### [Exercise directions]
Collect all lines from the records below that include the word "date".

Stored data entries
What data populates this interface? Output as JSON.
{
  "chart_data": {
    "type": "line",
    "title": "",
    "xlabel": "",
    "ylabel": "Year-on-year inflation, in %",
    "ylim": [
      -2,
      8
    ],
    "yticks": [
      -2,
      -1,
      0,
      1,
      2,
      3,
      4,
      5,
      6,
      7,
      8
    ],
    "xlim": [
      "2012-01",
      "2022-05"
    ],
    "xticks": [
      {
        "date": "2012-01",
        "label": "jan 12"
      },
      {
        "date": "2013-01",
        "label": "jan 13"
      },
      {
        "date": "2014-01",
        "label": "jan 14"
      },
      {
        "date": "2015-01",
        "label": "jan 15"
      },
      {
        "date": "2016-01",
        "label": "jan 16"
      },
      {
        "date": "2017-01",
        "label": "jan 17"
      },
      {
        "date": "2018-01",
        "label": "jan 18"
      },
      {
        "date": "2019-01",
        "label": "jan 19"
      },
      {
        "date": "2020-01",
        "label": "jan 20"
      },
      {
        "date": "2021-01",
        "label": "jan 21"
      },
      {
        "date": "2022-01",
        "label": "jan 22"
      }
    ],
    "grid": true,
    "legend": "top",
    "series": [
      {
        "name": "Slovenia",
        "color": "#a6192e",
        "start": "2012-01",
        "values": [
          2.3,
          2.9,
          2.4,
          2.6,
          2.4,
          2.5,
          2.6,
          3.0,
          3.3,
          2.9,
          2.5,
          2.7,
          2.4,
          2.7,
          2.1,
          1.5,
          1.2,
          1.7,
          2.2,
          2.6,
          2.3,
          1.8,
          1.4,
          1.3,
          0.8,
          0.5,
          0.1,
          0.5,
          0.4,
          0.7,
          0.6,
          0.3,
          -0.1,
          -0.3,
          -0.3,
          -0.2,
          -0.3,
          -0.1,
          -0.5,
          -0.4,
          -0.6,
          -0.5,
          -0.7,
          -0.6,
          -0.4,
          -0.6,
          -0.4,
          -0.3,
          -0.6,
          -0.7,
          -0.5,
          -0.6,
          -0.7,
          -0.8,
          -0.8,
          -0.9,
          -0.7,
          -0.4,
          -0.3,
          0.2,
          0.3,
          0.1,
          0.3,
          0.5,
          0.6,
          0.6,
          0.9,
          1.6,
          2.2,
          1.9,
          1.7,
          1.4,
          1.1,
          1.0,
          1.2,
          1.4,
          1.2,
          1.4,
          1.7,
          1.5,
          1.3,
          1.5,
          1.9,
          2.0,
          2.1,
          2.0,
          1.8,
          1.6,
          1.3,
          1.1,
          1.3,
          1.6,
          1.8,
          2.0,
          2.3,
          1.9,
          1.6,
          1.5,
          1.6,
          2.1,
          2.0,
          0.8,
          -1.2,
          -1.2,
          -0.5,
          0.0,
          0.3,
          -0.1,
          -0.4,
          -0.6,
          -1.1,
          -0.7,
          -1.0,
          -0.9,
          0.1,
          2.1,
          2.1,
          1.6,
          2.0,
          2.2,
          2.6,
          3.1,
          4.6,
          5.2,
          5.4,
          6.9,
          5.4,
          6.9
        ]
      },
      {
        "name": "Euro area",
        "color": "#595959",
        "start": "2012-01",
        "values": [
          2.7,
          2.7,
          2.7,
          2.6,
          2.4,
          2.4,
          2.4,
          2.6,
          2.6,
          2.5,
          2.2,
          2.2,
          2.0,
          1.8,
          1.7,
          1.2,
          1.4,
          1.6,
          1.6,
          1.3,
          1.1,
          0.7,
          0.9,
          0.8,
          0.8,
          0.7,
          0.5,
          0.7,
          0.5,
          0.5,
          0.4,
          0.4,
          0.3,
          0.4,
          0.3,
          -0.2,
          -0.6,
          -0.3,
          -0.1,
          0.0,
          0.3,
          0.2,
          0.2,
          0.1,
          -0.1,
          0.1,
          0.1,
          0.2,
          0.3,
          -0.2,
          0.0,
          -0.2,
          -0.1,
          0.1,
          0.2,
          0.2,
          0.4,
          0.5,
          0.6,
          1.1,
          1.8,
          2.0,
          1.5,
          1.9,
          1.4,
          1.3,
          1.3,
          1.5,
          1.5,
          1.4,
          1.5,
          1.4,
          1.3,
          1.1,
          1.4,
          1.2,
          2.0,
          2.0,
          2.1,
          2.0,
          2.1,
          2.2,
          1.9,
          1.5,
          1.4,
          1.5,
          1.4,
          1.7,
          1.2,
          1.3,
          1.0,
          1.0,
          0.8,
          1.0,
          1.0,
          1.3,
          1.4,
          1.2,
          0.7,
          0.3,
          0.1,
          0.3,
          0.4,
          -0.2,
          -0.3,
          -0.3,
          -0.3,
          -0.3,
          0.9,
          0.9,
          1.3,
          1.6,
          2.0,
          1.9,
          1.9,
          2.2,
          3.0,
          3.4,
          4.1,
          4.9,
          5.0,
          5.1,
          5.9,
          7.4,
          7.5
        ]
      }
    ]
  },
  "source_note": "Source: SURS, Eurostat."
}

### [Result of the exercise]
        "date": "2012-01",
        "date": "2013-01",
        "date": "2014-01",
        "date": "2015-01",
        "date": "2016-01",
        "date": "2017-01",
        "date": "2018-01",
        "date": "2019-01",
        "date": "2020-01",
        "date": "2021-01",
        "date": "2022-01",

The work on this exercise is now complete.